Can you reproduce the data beneath, keeping every line exact?

---------- MATERIAL TO PROCESS

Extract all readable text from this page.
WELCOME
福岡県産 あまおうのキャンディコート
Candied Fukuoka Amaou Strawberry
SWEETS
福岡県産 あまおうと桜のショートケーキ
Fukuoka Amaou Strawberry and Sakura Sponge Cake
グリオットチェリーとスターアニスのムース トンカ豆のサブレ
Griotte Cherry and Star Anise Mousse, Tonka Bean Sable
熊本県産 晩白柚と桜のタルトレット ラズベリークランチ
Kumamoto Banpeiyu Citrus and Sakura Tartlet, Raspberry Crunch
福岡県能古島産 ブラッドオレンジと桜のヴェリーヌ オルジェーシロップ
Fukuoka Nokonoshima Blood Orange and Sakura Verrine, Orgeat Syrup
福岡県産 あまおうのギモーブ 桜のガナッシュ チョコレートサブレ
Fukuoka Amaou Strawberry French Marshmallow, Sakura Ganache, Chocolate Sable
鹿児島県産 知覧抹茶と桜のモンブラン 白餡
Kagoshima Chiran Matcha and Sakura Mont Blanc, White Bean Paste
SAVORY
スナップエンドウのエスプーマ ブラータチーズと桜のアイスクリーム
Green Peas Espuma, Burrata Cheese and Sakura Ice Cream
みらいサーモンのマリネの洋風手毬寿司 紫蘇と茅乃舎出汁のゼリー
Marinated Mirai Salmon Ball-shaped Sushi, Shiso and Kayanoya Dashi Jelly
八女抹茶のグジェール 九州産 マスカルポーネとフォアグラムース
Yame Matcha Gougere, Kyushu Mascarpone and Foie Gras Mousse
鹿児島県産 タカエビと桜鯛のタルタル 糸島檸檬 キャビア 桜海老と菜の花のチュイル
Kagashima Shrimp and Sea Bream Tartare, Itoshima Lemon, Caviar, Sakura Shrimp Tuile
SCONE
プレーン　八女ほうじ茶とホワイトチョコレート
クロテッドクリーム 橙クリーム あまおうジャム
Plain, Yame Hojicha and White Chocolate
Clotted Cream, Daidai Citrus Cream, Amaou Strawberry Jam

--------------------

SOLUTION TO THE EXERCISE »
Extract all readable text from this page.
WELCOME
福岡県産 あまおうのキャンディコート
Candied Fukuoka Amaou Strawberry
SWEETS
福岡県産 あまおうと桜のショートケーキ
Fukuoka Amaou Strawberry and Sakura Sponge Cake
グリオットチェリーとスターアニスのムース トンカ豆のサブレ
Griotte Cherry and Star Anise Mousse, Tonka Bean Sable
熊本県産 晩白柚と桜のタルトレット ラズベリークランチ
Kumamoto Banpeiyu Citrus and Sakura Tartlet, Raspberry Crunch
福岡県能古島産 ブラッドオレンジと桜のヴェリーヌ オルジェーシロップ
Fukuoka Nokonoshima Blood Orange and Sakura Verrine, Orgeat Syrup
福岡県産 あまおうのギモーブ 桜のガナッシュ チョコレートサブレ
Fukuoka Amaou Strawberry French Marshmallow, Sakura Ganache, Chocolate Sable
鹿児島県産 知覧抹茶と桜のモンブラン 白餡
Kagoshima Chiran Matcha and Sakura Mont Blanc, White Bean Paste
SAVORY
スナップエンドウのエスプーマ ブラータチーズと桜のアイスクリーム
Green Peas Espuma, Burrata Cheese and Sakura Ice Cream
みらいサーモンのマリネの洋風手毬寿司 紫蘇と茅乃舎出汁のゼリー
Marinated Mirai Salmon Ball-shaped Sushi, Shiso and Kayanoya Dashi Jelly
八女抹茶のグジェール 九州産 マスカルポーネとフォアグラムース
Yame Matcha Gougere, Kyushu Mascarpone and Foie Gras Mousse
鹿児島県産 タカエビと桜鯛のタルタル 糸島檸檬 キャビア 桜海老と菜の花のチュイル
Kagashima Shrimp and Sea Bream Tartare, Itoshima Lemon, Caviar, Sakura Shrimp Tuile
SCONE
プレーン　八女ほうじ茶とホワイトチョコレート
クロテッドクリーム 橙クリーム あまおうジャム
Plain, Yame Hojicha and White Chocolate
Clotted Cream, Daidai Citrus Cream, Amaou Strawberry Jam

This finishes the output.